Required task = Word for word, restate every line of the listing that follows.

Given entries =
## Start

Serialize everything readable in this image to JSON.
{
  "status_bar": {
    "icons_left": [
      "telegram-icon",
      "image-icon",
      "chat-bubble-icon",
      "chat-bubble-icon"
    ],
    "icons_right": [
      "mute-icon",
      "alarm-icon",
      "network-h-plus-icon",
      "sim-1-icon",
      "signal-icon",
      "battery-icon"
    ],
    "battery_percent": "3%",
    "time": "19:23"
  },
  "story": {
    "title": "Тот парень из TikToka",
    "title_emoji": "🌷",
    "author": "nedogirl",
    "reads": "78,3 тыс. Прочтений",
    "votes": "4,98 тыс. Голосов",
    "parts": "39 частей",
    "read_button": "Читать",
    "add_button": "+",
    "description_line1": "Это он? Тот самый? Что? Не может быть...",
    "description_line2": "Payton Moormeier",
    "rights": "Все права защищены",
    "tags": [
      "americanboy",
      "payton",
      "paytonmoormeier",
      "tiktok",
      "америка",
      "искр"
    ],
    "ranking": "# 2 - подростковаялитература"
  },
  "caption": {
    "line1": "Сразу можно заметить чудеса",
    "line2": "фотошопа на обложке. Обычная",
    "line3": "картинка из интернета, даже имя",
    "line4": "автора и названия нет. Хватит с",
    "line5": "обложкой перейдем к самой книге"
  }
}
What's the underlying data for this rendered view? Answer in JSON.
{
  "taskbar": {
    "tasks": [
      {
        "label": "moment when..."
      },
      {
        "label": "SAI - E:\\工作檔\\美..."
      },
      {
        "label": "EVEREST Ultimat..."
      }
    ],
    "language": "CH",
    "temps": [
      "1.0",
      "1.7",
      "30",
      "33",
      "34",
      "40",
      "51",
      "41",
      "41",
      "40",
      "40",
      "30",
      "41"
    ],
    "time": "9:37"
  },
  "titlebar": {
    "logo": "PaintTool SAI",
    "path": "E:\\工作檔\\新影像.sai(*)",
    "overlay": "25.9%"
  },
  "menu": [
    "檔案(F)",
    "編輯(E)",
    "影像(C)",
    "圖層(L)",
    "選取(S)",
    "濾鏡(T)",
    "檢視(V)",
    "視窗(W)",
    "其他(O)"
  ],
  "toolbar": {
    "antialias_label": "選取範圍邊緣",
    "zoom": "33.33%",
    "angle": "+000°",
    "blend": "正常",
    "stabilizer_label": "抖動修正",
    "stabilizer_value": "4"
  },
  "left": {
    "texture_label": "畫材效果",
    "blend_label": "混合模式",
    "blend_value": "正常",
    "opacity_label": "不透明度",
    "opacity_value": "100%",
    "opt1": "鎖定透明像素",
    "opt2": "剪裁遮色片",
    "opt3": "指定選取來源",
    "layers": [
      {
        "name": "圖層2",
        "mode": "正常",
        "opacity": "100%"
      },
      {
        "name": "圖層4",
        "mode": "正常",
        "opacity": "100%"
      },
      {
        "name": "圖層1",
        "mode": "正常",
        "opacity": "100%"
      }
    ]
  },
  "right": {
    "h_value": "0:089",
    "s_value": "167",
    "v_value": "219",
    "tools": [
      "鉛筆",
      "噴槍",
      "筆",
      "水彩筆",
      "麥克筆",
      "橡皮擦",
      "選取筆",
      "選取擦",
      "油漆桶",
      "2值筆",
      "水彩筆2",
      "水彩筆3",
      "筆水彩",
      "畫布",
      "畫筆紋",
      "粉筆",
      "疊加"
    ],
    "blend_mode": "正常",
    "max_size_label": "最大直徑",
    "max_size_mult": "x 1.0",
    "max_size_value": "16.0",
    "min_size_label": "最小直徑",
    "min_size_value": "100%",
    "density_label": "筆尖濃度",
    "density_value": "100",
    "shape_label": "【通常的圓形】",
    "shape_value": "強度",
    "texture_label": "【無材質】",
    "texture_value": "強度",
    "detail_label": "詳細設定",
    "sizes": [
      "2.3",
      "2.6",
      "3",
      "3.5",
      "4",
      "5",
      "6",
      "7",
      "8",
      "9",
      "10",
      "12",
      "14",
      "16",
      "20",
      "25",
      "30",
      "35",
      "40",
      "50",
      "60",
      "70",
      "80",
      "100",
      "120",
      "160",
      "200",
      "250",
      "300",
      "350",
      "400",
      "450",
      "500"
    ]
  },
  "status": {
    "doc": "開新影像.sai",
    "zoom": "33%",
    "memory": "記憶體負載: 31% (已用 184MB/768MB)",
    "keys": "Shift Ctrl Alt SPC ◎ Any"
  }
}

## End

Response to the task =
Serialize everything readable in this image to JSON.
{
  "status_bar": {
    "icons_left": [
      "telegram-icon",
      "image-icon",
      "chat-bubble-icon",
      "chat-bubble-icon"
    ],
    "icons_right": [
      "mute-icon",
      "alarm-icon",
      "network-h-plus-icon",
      "sim-1-icon",
      "signal-icon",
      "battery-icon"
    ],
    "battery_percent": "3%",
    "time": "19:23"
  },
  "story": {
    "title": "Тот парень из TikToka",
    "title_emoji": "🌷",
    "author": "nedogirl",
    "reads": "78,3 тыс. Прочтений",
    "votes": "4,98 тыс. Голосов",
    "parts": "39 частей",
    "read_button": "Читать",
    "add_button": "+",
    "description_line1": "Это он? Тот самый? Что? Не может быть...",
    "description_line2": "Payton Moormeier",
    "rights": "Все права защищены",
    "tags": [
      "americanboy",
      "payton",
      "paytonmoormeier",
      "tiktok",
      "америка",
      "искр"
    ],
    "ranking": "# 2 - подростковаялитература"
  },
  "caption": {
    "line1": "Сразу можно заметить чудеса",
    "line2": "фотошопа на обложке. Обычная",
    "line3": "картинка из интернета, даже имя",
    "line4": "автора и названия нет. Хватит с",
    "line5": "обложкой перейдем к самой книге"
  }
}
What's the underlying data for this rendered view? Answer in JSON.
{
  "taskbar": {
    "tasks": [
      {
        "label": "moment when..."
      },
      {
        "label": "SAI - E:\\工作檔\\美..."
      },
      {
        "label": "EVEREST Ultimat..."
      }
    ],
    "language": "CH",
    "temps": [
      "1.0",
      "1.7",
      "30",
      "33",
      "34",
      "40",
      "51",
      "41",
      "41",
      "40",
      "40",
      "30",
      "41"
    ],
    "time": "9:37"
  },
  "titlebar": {
    "logo": "PaintTool SAI",
    "path": "E:\\工作檔\\新影像.sai(*)",
    "overlay": "25.9%"
  },
  "menu": [
    "檔案(F)",
    "編輯(E)",
    "影像(C)",
    "圖層(L)",
    "選取(S)",
    "濾鏡(T)",
    "檢視(V)",
    "視窗(W)",
    "其他(O)"
  ],
  "toolbar": {
    "antialias_label": "選取範圍邊緣",
    "zoom": "33.33%",
    "angle": "+000°",
    "blend": "正常",
    "stabilizer_label": "抖動修正",
    "stabilizer_value": "4"
  },
  "left": {
    "texture_label": "畫材效果",
    "blend_label": "混合模式",
    "blend_value": "正常",
    "opacity_label": "不透明度",
    "opacity_value": "100%",
    "opt1": "鎖定透明像素",
    "opt2": "剪裁遮色片",
    "opt3": "指定選取來源",
    "layers": [
      {
        "name": "圖層2",
        "mode": "正常",
        "opacity": "100%"
      },
      {
        "name": "圖層4",
        "mode": "正常",
        "opacity": "100%"
      },
      {
        "name": "圖層1",
        "mode": "正常",
        "opacity": "100%"
      }
    ]
  },
  "right": {
    "h_value": "0:089",
    "s_value": "167",
    "v_value": "219",
    "tools": [
      "鉛筆",
      "噴槍",
      "筆",
      "水彩筆",
      "麥克筆",
      "橡皮擦",
      "選取筆",
      "選取擦",
      "油漆桶",
      "2值筆",
      "水彩筆2",
      "水彩筆3",
      "筆水彩",
      "畫布",
      "畫筆紋",
      "粉筆",
      "疊加"
    ],
    "blend_mode": "正常",
    "max_size_label": "最大直徑",
    "max_size_mult": "x 1.0",
    "max_size_value": "16.0",
    "min_size_label": "最小直徑",
    "min_size_value": "100%",
    "density_label": "筆尖濃度",
    "density_value": "100",
    "shape_label": "【通常的圓形】",
    "shape_value": "強度",
    "texture_label": "【無材質】",
    "texture_value": "強度",
    "detail_label": "詳細設定",
    "sizes": [
      "2.3",
      "2.6",
      "3",
      "3.5",
      "4",
      "5",
      "6",
      "7",
      "8",
      "9",
      "10",
      "12",
      "14",
      "16",
      "20",
      "25",
      "30",
      "35",
      "40",
      "50",
      "60",
      "70",
      "80",
      "100",
      "120",
      "160",
      "200",
      "250",
      "300",
      "350",
      "400",
      "450",
      "500"
    ]
  },
  "status": {
    "doc": "開新影像.sai",
    "zoom": "33%",
    "memory": "記憶體負載: 31% (已用 184MB/768MB)",
    "keys": "Shift Ctrl Alt SPC ◎ Any"
  }
}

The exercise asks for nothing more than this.